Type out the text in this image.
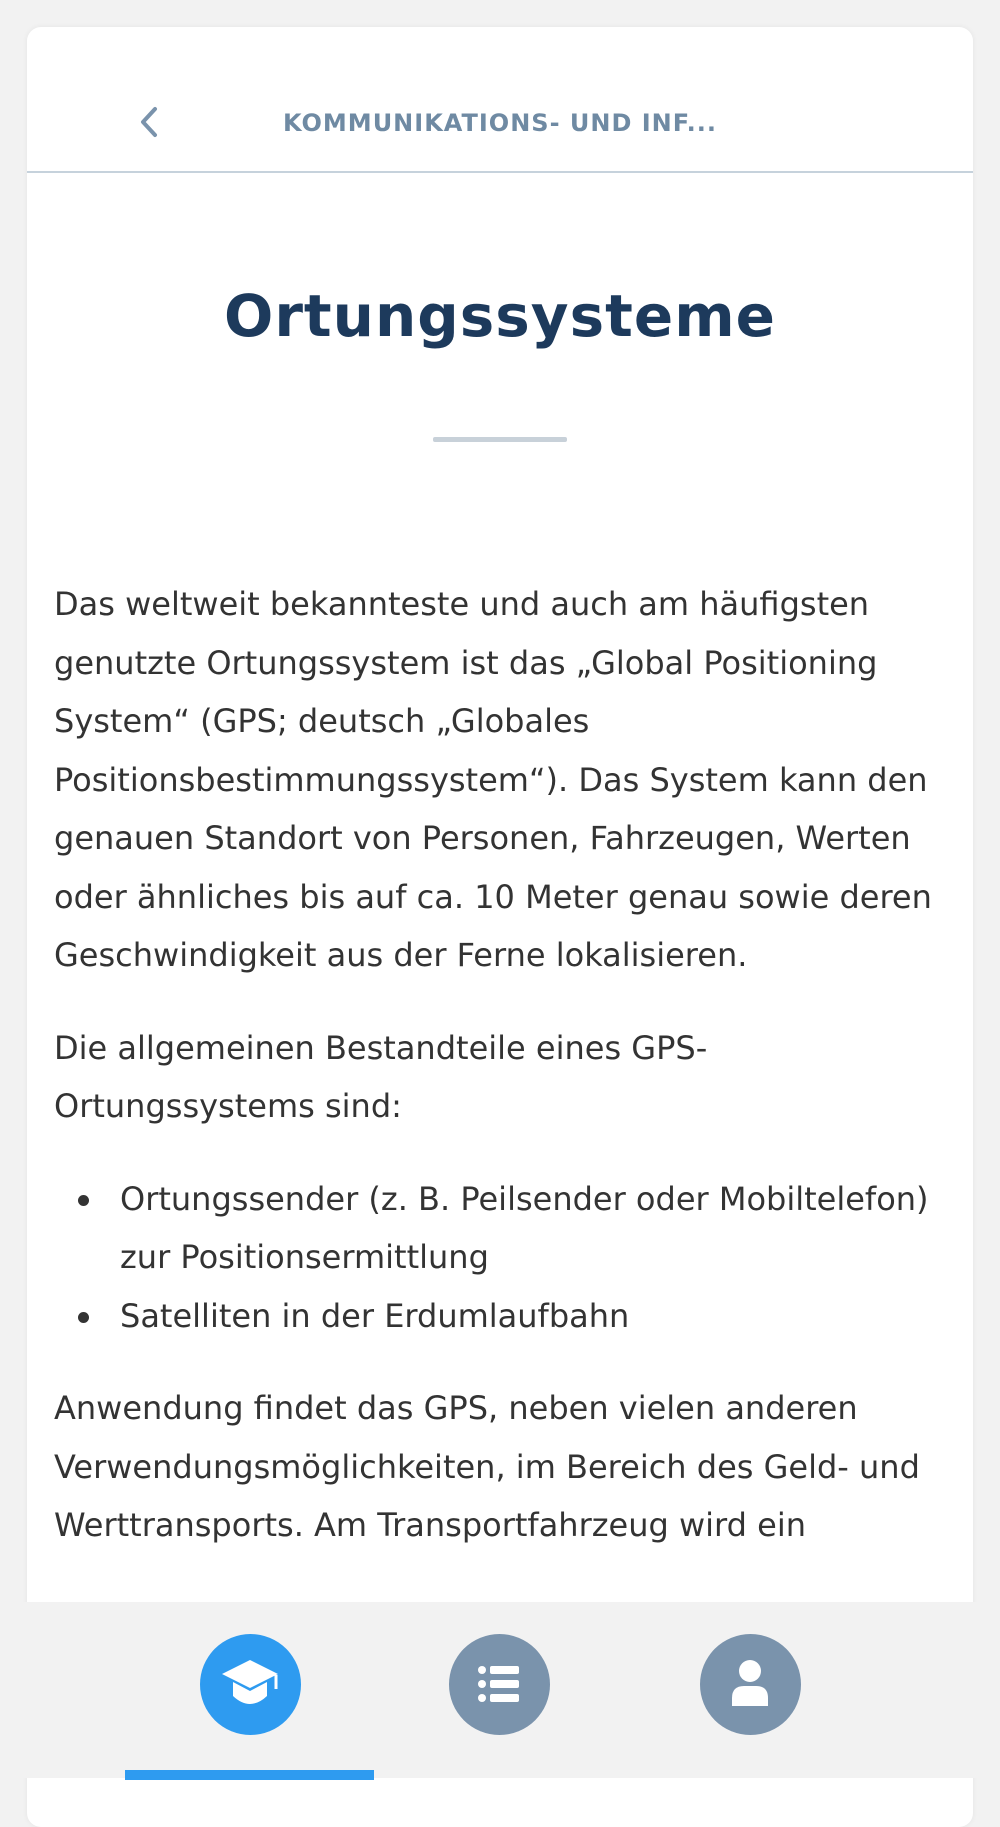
KOMMUNIKATIONS- UND INF...
Ortungssysteme

Das weltweit bekannteste und auch am häufigsten genutzte Ortungssystem ist das „Global Positioning System“ (GPS; deutsch „Globales Positionsbestimmungssystem“). Das System kann den genauen Standort von Personen, Fahrzeugen, Werten oder ähnliches bis auf ca. 10 Meter genau sowie deren Geschwindigkeit aus der Ferne lokalisieren.

Die allgemeinen Bestandteile eines GPS-Ortungssystems sind:

Ortungssender (z. B. Peilsender oder Mobiltelefon) zur Positionsermittlung
Satelliten in der Erdumlaufbahn

Anwendung findet das GPS, neben vielen anderen Verwendungsmöglichkeiten, im Bereich des Geld- und Werttransports. Am Transportfahrzeug wird ein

= = = = = = =

▸ **Problem statement**
Print all of the records shown above exactly, leaving out each picture.

▸ **Finished answer**
Type out the text in this image.
KOMMUNIKATIONS- UND INF...
Ortungssysteme

Das weltweit bekannteste und auch am häufigsten genutzte Ortungssystem ist das „Global Positioning System“ (GPS; deutsch „Globales Positionsbestimmungssystem“). Das System kann den genauen Standort von Personen, Fahrzeugen, Werten oder ähnliches bis auf ca. 10 Meter genau sowie deren Geschwindigkeit aus der Ferne lokalisieren.

Die allgemeinen Bestandteile eines GPS-Ortungssystems sind:

Ortungssender (z. B. Peilsender oder Mobiltelefon) zur Positionsermittlung
Satelliten in der Erdumlaufbahn

Anwendung findet das GPS, neben vielen anderen Verwendungsmöglichkeiten, im Bereich des Geld- und Werttransports. Am Transportfahrzeug wird ein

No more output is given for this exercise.